--- start Supplied records ---

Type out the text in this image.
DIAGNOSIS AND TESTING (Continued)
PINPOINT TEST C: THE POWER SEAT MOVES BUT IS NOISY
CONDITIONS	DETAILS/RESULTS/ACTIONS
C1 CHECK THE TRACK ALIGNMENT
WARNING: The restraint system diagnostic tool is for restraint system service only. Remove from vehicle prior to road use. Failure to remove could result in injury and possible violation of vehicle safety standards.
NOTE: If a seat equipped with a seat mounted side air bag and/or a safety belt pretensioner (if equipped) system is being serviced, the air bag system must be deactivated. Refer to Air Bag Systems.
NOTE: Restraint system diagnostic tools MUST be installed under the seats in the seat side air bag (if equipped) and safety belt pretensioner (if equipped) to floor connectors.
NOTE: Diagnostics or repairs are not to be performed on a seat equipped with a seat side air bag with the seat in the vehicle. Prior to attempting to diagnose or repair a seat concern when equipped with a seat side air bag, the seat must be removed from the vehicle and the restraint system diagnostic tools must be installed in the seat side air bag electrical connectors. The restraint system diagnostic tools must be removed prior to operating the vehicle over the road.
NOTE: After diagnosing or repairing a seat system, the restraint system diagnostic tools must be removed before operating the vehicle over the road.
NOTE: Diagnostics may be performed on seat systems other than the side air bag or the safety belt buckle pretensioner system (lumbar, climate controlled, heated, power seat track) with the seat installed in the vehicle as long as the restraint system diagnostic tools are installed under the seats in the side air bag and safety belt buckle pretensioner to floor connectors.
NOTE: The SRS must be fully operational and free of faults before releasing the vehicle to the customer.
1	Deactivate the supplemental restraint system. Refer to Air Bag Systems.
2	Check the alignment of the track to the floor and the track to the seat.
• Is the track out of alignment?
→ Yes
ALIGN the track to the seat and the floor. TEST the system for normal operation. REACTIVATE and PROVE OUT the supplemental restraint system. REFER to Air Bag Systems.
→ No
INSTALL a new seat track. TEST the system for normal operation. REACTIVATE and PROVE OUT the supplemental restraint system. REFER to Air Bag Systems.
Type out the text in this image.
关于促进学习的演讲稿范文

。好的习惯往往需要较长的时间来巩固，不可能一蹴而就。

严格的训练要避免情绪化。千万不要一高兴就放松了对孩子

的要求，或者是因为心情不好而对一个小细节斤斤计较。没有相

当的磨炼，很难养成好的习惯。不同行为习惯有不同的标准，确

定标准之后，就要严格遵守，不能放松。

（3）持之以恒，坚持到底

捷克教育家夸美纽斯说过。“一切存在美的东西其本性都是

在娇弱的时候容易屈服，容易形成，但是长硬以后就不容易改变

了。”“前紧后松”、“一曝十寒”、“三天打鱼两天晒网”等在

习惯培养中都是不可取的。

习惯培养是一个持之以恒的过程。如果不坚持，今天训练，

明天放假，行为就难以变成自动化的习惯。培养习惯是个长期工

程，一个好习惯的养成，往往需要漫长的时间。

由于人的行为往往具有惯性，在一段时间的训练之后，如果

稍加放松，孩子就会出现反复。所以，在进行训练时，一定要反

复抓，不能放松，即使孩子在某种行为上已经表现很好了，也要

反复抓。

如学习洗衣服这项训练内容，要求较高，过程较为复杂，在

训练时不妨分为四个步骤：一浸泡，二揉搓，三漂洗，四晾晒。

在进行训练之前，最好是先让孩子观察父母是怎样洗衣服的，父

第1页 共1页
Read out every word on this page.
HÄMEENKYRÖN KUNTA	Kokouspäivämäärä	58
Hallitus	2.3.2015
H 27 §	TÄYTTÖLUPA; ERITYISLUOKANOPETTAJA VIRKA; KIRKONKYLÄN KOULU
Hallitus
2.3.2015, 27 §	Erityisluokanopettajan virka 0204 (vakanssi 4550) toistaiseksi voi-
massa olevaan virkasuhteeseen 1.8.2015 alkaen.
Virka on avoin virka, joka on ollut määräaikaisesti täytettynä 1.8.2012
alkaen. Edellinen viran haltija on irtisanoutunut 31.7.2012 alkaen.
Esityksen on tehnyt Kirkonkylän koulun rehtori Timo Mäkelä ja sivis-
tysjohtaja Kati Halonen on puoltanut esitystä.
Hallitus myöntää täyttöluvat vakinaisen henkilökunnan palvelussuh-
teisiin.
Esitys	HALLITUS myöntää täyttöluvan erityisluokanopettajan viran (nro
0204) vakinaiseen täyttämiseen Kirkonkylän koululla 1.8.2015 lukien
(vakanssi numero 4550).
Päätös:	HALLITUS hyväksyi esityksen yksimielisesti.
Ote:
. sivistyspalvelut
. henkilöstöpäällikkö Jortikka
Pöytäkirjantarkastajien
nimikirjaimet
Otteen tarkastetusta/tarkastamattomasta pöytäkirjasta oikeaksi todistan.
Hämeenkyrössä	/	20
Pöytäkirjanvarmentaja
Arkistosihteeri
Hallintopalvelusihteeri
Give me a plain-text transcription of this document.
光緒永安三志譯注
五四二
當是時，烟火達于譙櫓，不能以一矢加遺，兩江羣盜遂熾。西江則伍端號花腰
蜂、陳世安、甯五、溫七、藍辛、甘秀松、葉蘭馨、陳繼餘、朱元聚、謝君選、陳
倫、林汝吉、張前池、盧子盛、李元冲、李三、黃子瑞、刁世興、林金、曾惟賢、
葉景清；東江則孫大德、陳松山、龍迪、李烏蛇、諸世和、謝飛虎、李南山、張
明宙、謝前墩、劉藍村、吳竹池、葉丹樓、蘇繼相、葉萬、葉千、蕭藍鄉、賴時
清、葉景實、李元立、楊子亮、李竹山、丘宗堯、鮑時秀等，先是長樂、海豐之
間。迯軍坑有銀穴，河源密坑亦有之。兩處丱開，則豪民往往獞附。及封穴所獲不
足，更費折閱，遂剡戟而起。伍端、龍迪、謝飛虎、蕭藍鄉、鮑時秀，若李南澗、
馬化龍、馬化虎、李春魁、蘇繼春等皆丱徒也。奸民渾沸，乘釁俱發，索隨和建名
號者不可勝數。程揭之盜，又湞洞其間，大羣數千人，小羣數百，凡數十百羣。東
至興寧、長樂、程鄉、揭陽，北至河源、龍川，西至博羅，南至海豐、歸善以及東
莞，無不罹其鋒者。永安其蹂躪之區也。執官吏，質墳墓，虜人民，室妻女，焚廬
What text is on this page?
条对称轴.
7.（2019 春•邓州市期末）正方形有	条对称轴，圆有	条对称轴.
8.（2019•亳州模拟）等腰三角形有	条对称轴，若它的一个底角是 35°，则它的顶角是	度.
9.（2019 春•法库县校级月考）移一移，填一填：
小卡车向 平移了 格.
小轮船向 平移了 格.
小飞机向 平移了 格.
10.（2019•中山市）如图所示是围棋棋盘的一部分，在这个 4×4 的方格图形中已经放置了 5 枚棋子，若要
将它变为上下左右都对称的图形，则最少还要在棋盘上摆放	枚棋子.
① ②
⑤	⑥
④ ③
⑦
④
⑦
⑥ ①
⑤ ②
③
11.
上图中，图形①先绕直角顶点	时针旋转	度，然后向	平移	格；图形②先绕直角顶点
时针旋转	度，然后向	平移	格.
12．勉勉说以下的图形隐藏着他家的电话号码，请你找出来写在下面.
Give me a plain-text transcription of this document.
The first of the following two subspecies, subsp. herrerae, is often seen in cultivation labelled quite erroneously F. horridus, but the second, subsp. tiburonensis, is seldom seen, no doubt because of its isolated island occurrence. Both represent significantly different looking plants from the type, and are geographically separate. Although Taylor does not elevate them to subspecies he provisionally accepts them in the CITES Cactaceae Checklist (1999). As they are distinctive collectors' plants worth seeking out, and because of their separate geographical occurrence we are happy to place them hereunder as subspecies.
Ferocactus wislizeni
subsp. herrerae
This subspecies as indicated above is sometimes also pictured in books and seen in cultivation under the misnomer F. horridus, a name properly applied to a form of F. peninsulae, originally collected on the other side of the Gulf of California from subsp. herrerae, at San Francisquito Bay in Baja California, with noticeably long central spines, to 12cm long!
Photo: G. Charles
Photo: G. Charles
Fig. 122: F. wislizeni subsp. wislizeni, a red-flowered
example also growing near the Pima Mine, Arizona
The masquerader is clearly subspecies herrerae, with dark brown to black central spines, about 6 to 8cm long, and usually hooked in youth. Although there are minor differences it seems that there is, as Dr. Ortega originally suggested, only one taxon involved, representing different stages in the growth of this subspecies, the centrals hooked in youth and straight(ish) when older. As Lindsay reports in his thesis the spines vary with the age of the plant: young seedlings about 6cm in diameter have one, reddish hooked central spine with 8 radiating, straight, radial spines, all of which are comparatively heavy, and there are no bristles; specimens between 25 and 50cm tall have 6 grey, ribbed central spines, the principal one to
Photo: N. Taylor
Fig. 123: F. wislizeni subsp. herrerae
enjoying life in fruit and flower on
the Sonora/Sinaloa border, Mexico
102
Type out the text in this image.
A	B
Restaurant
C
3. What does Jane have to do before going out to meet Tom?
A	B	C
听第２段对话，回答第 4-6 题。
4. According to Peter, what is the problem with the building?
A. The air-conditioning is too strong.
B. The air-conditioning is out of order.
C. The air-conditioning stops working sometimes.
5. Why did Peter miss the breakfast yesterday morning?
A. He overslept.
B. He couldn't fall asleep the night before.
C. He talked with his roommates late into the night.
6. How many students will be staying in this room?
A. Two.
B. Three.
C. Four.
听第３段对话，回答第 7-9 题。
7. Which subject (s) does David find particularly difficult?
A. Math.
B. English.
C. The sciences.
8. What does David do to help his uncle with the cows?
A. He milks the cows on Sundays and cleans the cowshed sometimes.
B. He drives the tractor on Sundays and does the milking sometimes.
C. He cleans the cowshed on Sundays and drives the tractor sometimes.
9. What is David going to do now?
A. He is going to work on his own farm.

--- end Supplied records ---

Problem description ▸ From the entries above, extract each line containing "normal".

The answer ▸
ALIGN the track to the seat and the floor. TEST the system for normal operation. REACTIVATE and PROVE OUT the supplemental restraint system. REFER to Air Bag Systems.
INSTALL a new seat track. TEST the system for normal operation. REACTIVATE and PROVE OUT the supplemental restraint system. REFER to Air Bag Systems.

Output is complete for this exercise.